START TASK DATA

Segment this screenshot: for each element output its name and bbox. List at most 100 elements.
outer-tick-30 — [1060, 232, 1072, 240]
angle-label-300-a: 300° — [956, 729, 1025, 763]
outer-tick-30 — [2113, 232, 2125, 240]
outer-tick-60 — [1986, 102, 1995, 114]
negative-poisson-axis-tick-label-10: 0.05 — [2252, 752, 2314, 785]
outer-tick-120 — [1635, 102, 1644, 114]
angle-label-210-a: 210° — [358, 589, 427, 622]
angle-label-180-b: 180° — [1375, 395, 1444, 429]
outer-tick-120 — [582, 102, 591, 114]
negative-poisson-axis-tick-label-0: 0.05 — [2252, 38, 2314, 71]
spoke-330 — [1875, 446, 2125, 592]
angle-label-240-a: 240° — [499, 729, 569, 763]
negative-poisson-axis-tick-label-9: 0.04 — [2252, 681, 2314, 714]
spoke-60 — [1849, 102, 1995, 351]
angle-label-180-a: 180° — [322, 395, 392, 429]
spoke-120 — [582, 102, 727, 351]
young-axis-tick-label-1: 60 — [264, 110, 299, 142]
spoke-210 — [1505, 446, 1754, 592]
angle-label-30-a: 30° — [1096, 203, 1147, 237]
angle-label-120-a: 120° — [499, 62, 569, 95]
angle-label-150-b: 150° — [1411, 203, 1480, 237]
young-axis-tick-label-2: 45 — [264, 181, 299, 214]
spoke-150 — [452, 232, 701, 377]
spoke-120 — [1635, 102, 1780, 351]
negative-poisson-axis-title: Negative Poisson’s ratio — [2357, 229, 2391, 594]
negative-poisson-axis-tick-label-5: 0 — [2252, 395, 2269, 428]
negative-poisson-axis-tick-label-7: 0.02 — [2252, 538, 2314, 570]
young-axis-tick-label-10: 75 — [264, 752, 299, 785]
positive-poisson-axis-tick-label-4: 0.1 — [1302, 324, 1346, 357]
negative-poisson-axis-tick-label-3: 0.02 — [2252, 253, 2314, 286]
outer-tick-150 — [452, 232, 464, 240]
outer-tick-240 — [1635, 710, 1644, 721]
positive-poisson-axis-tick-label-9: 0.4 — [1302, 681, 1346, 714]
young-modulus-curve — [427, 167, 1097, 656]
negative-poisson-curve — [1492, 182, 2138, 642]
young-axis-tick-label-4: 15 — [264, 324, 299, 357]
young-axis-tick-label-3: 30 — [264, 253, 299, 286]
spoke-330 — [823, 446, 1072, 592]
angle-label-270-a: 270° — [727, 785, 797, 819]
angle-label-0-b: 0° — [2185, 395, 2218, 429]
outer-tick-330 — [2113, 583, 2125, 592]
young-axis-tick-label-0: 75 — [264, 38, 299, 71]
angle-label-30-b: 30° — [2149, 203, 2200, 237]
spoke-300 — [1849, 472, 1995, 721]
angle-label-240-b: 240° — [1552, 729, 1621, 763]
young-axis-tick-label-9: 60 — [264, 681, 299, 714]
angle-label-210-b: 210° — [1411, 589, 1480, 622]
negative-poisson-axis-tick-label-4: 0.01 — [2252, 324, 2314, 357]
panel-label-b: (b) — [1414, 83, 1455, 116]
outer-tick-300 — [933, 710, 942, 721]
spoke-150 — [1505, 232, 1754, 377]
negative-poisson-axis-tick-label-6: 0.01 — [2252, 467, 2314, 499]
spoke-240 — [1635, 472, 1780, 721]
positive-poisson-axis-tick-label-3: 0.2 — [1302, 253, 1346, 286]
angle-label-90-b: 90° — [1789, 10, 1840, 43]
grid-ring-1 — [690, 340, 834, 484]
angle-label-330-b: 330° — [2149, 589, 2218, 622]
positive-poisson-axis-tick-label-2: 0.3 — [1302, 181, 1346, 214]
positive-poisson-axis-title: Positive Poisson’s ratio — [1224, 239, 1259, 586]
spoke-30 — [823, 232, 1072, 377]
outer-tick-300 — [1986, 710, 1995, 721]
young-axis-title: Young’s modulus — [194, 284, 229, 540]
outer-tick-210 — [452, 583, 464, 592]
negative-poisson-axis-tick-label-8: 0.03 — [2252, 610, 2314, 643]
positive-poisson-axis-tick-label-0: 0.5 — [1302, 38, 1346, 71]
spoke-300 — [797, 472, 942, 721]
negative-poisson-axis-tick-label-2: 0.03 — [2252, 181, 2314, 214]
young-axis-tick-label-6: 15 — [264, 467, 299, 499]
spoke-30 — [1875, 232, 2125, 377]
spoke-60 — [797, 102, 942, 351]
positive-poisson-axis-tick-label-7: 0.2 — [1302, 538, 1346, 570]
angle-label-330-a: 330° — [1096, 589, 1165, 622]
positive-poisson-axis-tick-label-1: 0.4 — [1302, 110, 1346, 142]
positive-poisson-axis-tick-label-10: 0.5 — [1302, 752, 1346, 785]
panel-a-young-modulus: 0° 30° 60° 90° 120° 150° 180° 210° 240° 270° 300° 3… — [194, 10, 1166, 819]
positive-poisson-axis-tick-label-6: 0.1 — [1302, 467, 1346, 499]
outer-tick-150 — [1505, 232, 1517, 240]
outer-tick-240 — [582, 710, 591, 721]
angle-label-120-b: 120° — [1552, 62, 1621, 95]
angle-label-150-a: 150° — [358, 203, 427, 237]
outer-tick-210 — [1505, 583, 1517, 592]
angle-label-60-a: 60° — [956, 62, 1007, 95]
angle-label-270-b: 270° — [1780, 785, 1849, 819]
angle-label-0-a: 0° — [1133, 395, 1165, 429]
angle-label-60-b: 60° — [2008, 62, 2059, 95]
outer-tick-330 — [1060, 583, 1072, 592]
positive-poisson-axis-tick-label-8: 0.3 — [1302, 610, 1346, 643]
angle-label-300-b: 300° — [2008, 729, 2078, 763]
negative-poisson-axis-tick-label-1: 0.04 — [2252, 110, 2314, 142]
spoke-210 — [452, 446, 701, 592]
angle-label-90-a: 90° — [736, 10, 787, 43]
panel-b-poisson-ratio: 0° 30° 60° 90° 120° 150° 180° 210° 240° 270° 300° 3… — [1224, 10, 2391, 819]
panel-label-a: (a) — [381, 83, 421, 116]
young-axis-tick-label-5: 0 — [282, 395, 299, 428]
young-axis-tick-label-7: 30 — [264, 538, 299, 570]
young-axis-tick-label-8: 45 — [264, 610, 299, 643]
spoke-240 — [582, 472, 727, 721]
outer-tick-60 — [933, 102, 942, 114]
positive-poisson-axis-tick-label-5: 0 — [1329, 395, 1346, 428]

END TASK DATA
START TASK DATA

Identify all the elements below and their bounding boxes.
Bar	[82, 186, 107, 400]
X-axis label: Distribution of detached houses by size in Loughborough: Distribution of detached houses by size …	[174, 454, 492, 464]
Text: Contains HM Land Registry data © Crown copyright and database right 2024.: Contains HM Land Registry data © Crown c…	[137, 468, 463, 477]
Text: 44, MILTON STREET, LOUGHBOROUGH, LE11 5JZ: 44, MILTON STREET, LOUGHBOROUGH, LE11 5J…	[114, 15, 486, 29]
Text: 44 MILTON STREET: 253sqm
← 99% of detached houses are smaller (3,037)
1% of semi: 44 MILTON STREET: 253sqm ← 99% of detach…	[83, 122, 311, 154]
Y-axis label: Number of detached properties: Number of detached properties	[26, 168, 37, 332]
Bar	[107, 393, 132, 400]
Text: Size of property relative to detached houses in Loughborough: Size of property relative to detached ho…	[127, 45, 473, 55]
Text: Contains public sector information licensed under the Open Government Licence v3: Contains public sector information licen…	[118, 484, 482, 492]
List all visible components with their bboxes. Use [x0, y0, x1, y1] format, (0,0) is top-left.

END TASK DATA
START TASK DATA

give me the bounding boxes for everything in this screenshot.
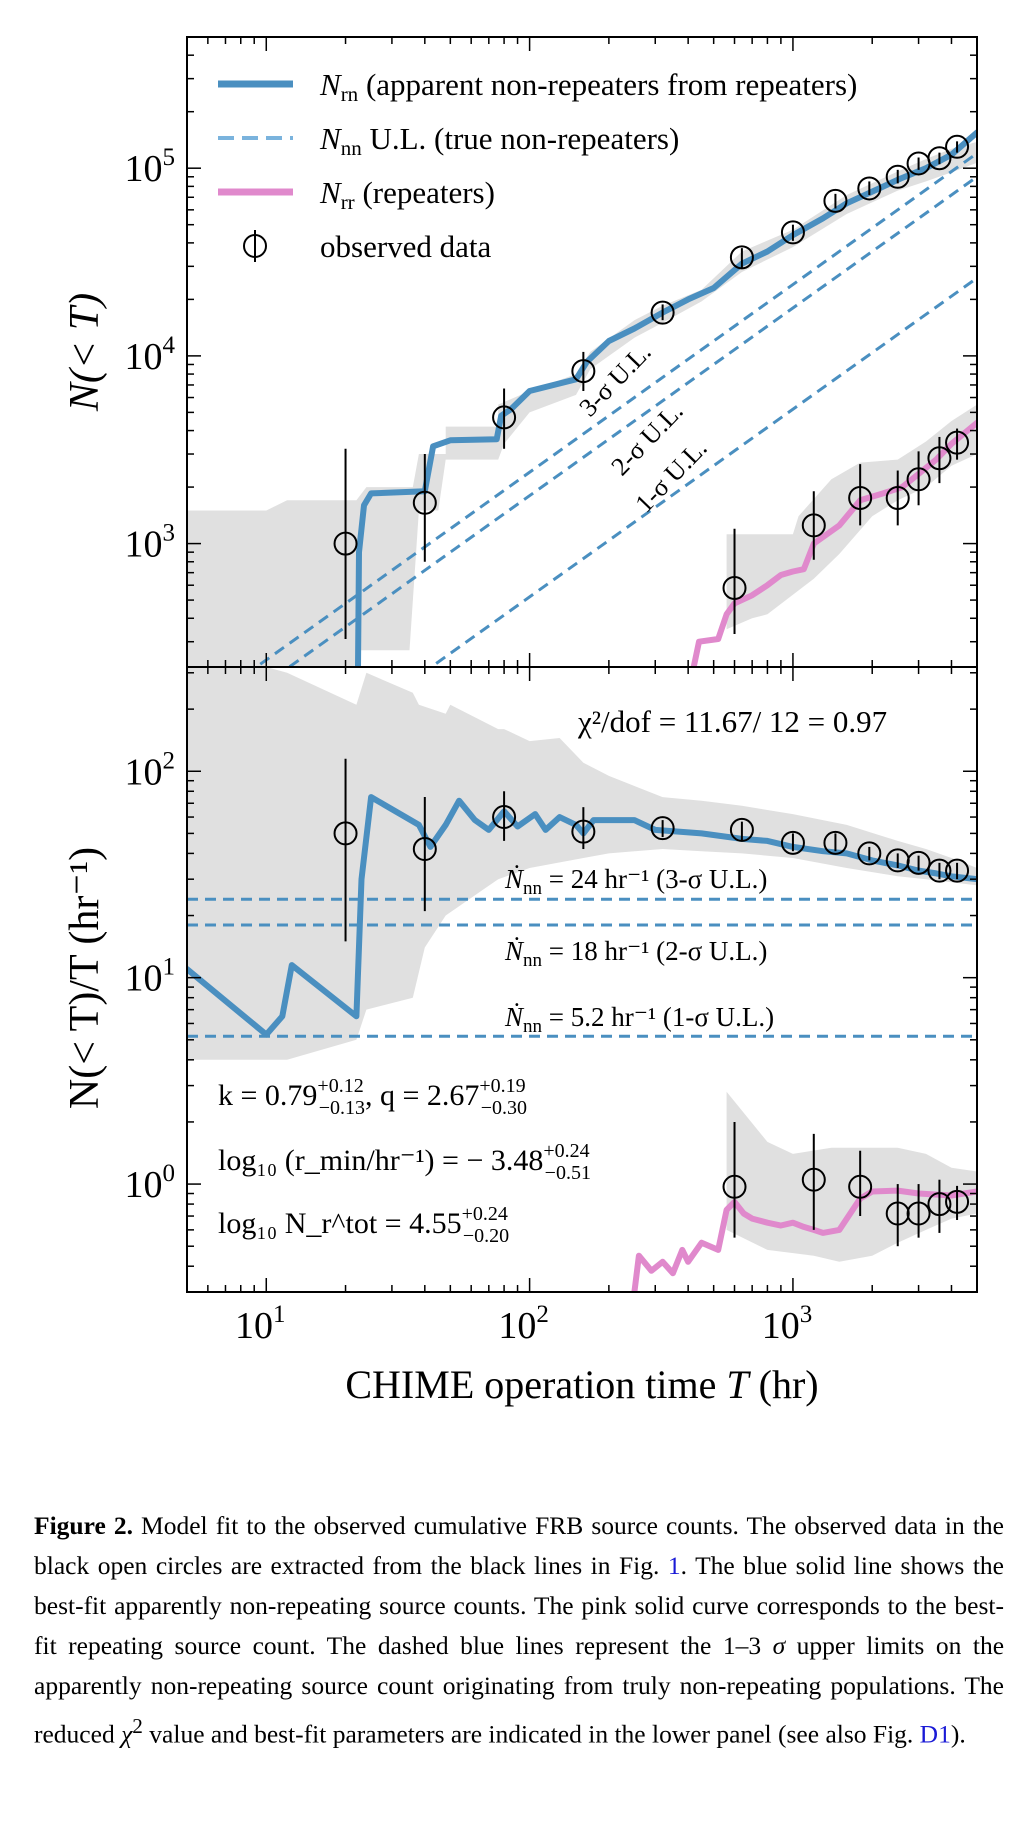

END TASK DATA

> PROBLEM: Starting at the line that contains "Identify all the" and ending at the line that contains "Text: 44, MILTON", swap "bounding boxes" for "positions" and write those lines out again with nothing else altered.

> EXERCISE ANSWER:
Identify all the elements below and their positions.
Bar	[82, 186, 107, 400]
X-axis label: Distribution of detached houses by size in Loughborough: Distribution of detached houses by size …	[174, 454, 492, 464]
Text: Contains HM Land Registry data © Crown copyright and database right 2024.: Contains HM Land Registry data © Crown c…	[137, 468, 463, 477]
Text: 44, MILTON STREET, LOUGHBOROUGH, LE11 5JZ: 44, MILTON STREET, LOUGHBOROUGH, LE11 5J…	[114, 15, 486, 29]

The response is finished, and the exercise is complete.